WRITTEN PROBLEM — Write every record out again exactly as given.

***** SUPPLIED MATERIAL *****

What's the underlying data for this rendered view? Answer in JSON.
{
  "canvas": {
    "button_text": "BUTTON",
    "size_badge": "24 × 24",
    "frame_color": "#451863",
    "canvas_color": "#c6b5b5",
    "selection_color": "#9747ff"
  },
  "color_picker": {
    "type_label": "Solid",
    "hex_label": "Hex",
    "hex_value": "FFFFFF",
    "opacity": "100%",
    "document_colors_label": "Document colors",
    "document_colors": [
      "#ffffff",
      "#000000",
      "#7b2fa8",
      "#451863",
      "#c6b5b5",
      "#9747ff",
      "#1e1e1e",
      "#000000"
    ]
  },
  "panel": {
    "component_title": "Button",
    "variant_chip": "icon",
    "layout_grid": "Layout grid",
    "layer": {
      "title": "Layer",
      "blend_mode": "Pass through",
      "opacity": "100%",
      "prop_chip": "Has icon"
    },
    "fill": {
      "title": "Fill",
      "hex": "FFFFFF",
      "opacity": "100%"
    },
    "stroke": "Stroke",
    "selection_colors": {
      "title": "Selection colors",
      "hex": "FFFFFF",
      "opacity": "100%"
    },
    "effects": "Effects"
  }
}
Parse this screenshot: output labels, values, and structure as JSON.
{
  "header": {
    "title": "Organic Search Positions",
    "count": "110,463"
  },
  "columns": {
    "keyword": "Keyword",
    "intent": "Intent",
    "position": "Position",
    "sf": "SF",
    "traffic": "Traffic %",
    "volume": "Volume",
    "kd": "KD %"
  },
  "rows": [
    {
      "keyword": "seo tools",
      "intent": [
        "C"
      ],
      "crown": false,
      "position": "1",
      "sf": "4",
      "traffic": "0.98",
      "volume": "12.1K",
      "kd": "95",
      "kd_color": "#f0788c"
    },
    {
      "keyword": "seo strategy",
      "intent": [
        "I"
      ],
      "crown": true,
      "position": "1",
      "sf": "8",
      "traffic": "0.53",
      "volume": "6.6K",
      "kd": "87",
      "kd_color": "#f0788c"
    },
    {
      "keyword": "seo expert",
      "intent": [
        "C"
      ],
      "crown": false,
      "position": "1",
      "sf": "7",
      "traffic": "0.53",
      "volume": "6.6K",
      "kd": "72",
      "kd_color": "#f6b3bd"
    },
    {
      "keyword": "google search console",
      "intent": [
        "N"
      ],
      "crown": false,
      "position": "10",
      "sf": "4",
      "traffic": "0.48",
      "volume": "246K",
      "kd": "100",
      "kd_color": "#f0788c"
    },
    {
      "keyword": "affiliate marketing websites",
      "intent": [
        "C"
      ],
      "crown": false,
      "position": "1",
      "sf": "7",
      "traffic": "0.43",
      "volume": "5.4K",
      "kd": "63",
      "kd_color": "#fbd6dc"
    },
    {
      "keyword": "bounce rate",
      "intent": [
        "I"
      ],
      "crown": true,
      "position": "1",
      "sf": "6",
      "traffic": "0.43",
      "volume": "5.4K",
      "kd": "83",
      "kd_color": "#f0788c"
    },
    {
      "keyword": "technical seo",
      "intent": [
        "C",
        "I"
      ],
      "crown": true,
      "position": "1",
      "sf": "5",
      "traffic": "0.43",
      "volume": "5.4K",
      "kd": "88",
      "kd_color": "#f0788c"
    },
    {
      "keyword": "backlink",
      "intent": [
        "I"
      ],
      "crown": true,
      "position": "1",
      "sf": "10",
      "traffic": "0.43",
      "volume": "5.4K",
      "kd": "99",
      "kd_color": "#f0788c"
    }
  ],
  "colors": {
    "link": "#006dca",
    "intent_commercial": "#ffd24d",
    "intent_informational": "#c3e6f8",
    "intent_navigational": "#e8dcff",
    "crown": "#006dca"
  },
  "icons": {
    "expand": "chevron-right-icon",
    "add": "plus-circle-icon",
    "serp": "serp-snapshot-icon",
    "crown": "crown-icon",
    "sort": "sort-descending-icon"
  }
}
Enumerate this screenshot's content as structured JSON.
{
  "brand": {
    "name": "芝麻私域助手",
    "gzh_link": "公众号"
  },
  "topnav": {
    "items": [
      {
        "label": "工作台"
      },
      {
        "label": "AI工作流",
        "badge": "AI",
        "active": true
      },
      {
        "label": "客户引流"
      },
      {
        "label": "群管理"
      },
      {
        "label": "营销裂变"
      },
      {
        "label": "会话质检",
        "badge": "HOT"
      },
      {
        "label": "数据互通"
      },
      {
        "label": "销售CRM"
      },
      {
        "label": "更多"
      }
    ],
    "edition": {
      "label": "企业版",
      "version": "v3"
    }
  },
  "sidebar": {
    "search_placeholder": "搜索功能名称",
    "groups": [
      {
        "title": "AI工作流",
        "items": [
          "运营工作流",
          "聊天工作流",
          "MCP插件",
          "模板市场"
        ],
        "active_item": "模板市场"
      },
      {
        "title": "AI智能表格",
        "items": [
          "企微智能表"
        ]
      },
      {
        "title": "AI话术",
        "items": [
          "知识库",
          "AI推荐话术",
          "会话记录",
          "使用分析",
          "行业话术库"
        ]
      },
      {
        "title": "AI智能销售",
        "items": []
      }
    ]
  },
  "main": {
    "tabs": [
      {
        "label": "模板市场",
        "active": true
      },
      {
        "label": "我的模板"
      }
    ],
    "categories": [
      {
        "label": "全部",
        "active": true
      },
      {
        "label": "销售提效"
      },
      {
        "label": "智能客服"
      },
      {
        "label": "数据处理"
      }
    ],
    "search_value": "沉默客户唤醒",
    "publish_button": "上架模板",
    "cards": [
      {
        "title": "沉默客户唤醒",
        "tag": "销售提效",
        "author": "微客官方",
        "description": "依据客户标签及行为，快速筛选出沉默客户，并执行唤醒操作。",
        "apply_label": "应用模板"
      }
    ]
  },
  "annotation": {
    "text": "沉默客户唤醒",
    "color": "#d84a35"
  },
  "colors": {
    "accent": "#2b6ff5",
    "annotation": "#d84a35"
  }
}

*****

FINAL RESULT —
What's the underlying data for this rendered view? Answer in JSON.
{
  "canvas": {
    "button_text": "BUTTON",
    "size_badge": "24 × 24",
    "frame_color": "#451863",
    "canvas_color": "#c6b5b5",
    "selection_color": "#9747ff"
  },
  "color_picker": {
    "type_label": "Solid",
    "hex_label": "Hex",
    "hex_value": "FFFFFF",
    "opacity": "100%",
    "document_colors_label": "Document colors",
    "document_colors": [
      "#ffffff",
      "#000000",
      "#7b2fa8",
      "#451863",
      "#c6b5b5",
      "#9747ff",
      "#1e1e1e",
      "#000000"
    ]
  },
  "panel": {
    "component_title": "Button",
    "variant_chip": "icon",
    "layout_grid": "Layout grid",
    "layer": {
      "title": "Layer",
      "blend_mode": "Pass through",
      "opacity": "100%",
      "prop_chip": "Has icon"
    },
    "fill": {
      "title": "Fill",
      "hex": "FFFFFF",
      "opacity": "100%"
    },
    "stroke": "Stroke",
    "selection_colors": {
      "title": "Selection colors",
      "hex": "FFFFFF",
      "opacity": "100%"
    },
    "effects": "Effects"
  }
}
Parse this screenshot: output labels, values, and structure as JSON.
{
  "header": {
    "title": "Organic Search Positions",
    "count": "110,463"
  },
  "columns": {
    "keyword": "Keyword",
    "intent": "Intent",
    "position": "Position",
    "sf": "SF",
    "traffic": "Traffic %",
    "volume": "Volume",
    "kd": "KD %"
  },
  "rows": [
    {
      "keyword": "seo tools",
      "intent": [
        "C"
      ],
      "crown": false,
      "position": "1",
      "sf": "4",
      "traffic": "0.98",
      "volume": "12.1K",
      "kd": "95",
      "kd_color": "#f0788c"
    },
    {
      "keyword": "seo strategy",
      "intent": [
        "I"
      ],
      "crown": true,
      "position": "1",
      "sf": "8",
      "traffic": "0.53",
      "volume": "6.6K",
      "kd": "87",
      "kd_color": "#f0788c"
    },
    {
      "keyword": "seo expert",
      "intent": [
        "C"
      ],
      "crown": false,
      "position": "1",
      "sf": "7",
      "traffic": "0.53",
      "volume": "6.6K",
      "kd": "72",
      "kd_color": "#f6b3bd"
    },
    {
      "keyword": "google search console",
      "intent": [
        "N"
      ],
      "crown": false,
      "position": "10",
      "sf": "4",
      "traffic": "0.48",
      "volume": "246K",
      "kd": "100",
      "kd_color": "#f0788c"
    },
    {
      "keyword": "affiliate marketing websites",
      "intent": [
        "C"
      ],
      "crown": false,
      "position": "1",
      "sf": "7",
      "traffic": "0.43",
      "volume": "5.4K",
      "kd": "63",
      "kd_color": "#fbd6dc"
    },
    {
      "keyword": "bounce rate",
      "intent": [
        "I"
      ],
      "crown": true,
      "position": "1",
      "sf": "6",
      "traffic": "0.43",
      "volume": "5.4K",
      "kd": "83",
      "kd_color": "#f0788c"
    },
    {
      "keyword": "technical seo",
      "intent": [
        "C",
        "I"
      ],
      "crown": true,
      "position": "1",
      "sf": "5",
      "traffic": "0.43",
      "volume": "5.4K",
      "kd": "88",
      "kd_color": "#f0788c"
    },
    {
      "keyword": "backlink",
      "intent": [
        "I"
      ],
      "crown": true,
      "position": "1",
      "sf": "10",
      "traffic": "0.43",
      "volume": "5.4K",
      "kd": "99",
      "kd_color": "#f0788c"
    }
  ],
  "colors": {
    "link": "#006dca",
    "intent_commercial": "#ffd24d",
    "intent_informational": "#c3e6f8",
    "intent_navigational": "#e8dcff",
    "crown": "#006dca"
  },
  "icons": {
    "expand": "chevron-right-icon",
    "add": "plus-circle-icon",
    "serp": "serp-snapshot-icon",
    "crown": "crown-icon",
    "sort": "sort-descending-icon"
  }
}
Enumerate this screenshot's content as structured JSON.
{
  "brand": {
    "name": "芝麻私域助手",
    "gzh_link": "公众号"
  },
  "topnav": {
    "items": [
      {
        "label": "工作台"
      },
      {
        "label": "AI工作流",
        "badge": "AI",
        "active": true
      },
      {
        "label": "客户引流"
      },
      {
        "label": "群管理"
      },
      {
        "label": "营销裂变"
      },
      {
        "label": "会话质检",
        "badge": "HOT"
      },
      {
        "label": "数据互通"
      },
      {
        "label": "销售CRM"
      },
      {
        "label": "更多"
      }
    ],
    "edition": {
      "label": "企业版",
      "version": "v3"
    }
  },
  "sidebar": {
    "search_placeholder": "搜索功能名称",
    "groups": [
      {
        "title": "AI工作流",
        "items": [
          "运营工作流",
          "聊天工作流",
          "MCP插件",
          "模板市场"
        ],
        "active_item": "模板市场"
      },
      {
        "title": "AI智能表格",
        "items": [
          "企微智能表"
        ]
      },
      {
        "title": "AI话术",
        "items": [
          "知识库",
          "AI推荐话术",
          "会话记录",
          "使用分析",
          "行业话术库"
        ]
      },
      {
        "title": "AI智能销售",
        "items": []
      }
    ]
  },
  "main": {
    "tabs": [
      {
        "label": "模板市场",
        "active": true
      },
      {
        "label": "我的模板"
      }
    ],
    "categories": [
      {
        "label": "全部",
        "active": true
      },
      {
        "label": "销售提效"
      },
      {
        "label": "智能客服"
      },
      {
        "label": "数据处理"
      }
    ],
    "search_value": "沉默客户唤醒",
    "publish_button": "上架模板",
    "cards": [
      {
        "title": "沉默客户唤醒",
        "tag": "销售提效",
        "author": "微客官方",
        "description": "依据客户标签及行为，快速筛选出沉默客户，并执行唤醒操作。",
        "apply_label": "应用模板"
      }
    ]
  },
  "annotation": {
    "text": "沉默客户唤醒",
    "color": "#d84a35"
  },
  "colors": {
    "accent": "#2b6ff5",
    "annotation": "#d84a35"
  }
}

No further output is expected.